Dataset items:
☆ ☆ ☆

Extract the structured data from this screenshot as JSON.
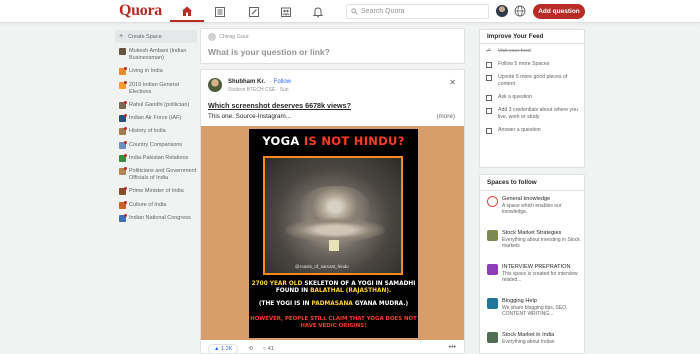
{
  "header": {
    "logo": "Quora",
    "search_placeholder": "Search Quora",
    "add_question": "Add question"
  },
  "sidebar": {
    "create_space": "Create Space",
    "items": [
      {
        "label": "Mukesh Ambani (Indian Businessman)",
        "color": "#6b5343",
        "dot": false
      },
      {
        "label": "Living in India",
        "color": "#e88a2b",
        "dot": true
      },
      {
        "label": "2019 Indian General Elections",
        "color": "#ff9933",
        "dot": true
      },
      {
        "label": "Rahul Gandhi (politician)",
        "color": "#7a6652",
        "dot": true
      },
      {
        "label": "Indian Air Force (IAF)",
        "color": "#2c4e7a",
        "dot": true
      },
      {
        "label": "History of India",
        "color": "#a4794b",
        "dot": true
      },
      {
        "label": "Country Comparisons",
        "color": "#6c8ebf",
        "dot": true
      },
      {
        "label": "India-Pakistan Relations",
        "color": "#3b8a3e",
        "dot": true
      },
      {
        "label": "Politicians and Government Officials of India",
        "color": "#b08350",
        "dot": true
      },
      {
        "label": "Prime Minister of India",
        "color": "#8a4b2a",
        "dot": true
      },
      {
        "label": "Culture of India",
        "color": "#c9602b",
        "dot": true
      },
      {
        "label": "Indian National Congress",
        "color": "#3b6fb5",
        "dot": true
      }
    ]
  },
  "ask": {
    "user": "Chirag Gaur",
    "prompt": "What is your question or link?"
  },
  "post": {
    "author": "Shubham Kr.",
    "follow": "· Follow",
    "credential": "Student BTECH CSE · Sun",
    "title": "Which screenshot deserves 6678k views?",
    "snippet": "This one. Source-Instagram...",
    "more": "(more)",
    "poster": {
      "title_a": "YOGA ",
      "title_b": "IS NOT HINDU?",
      "handle": "@roasts_of_sarcast_hindu",
      "line1_a": "2700 YEAR OLD ",
      "line1_b": "SKELETON OF A YOGI IN SAMADHI FOUND IN ",
      "line1_c": "BALATHAL (RAJASTHAN).",
      "line2_a": "(THE YOGI IS IN ",
      "line2_b": "PADMASANA",
      "line2_c": " GYANA MUDRA.)",
      "line3": "HOWEVER, PEOPLE STILL CLAIM THAT YOGA DOES NOT HAVE VEDIC ORIGINS!"
    },
    "upvotes": "1.2K",
    "comments": "41"
  },
  "feed": {
    "title": "Improve Your Feed",
    "items": [
      {
        "label": "Visit your feed",
        "done": true
      },
      {
        "label": "Follow 5 more Spaces",
        "done": false
      },
      {
        "label": "Upvote 5 more good pieces of content",
        "done": false
      },
      {
        "label": "Ask a question",
        "done": false
      },
      {
        "label": "Add 3 credentials about where you live, work or study",
        "done": false
      },
      {
        "label": "Answer a question",
        "done": false
      }
    ]
  },
  "spaces": {
    "title": "Spaces to follow",
    "items": [
      {
        "name": "General knowledge",
        "desc": "A space which enables our knowledge.",
        "color": "#e04848",
        "icon": "circle-icon"
      },
      {
        "name": "Stock Market Strategies",
        "desc": "Everything about investing in Stock markets",
        "color": "#7a8a52",
        "icon": "photo-icon"
      },
      {
        "name": "INTERVIEW PREPRATION",
        "desc": "This space is created for interview related...",
        "color": "#8e3fb8",
        "icon": "briefcase-icon"
      },
      {
        "name": "Blogging Help",
        "desc": "We share blogging tips, SEO, CONTENT WRITING...",
        "color": "#21759b",
        "icon": "wordpress-icon"
      },
      {
        "name": "Stock Market in India",
        "desc": "Everything about Indian",
        "color": "#4f6e52",
        "icon": "chart-icon"
      }
    ]
  }
}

☆ ☆ ☆

### YOUR GOAL
Looking at the entries above, how many lines contain the word "Indian"? Answer with the number alone.

### THE COMPLETED TASK
5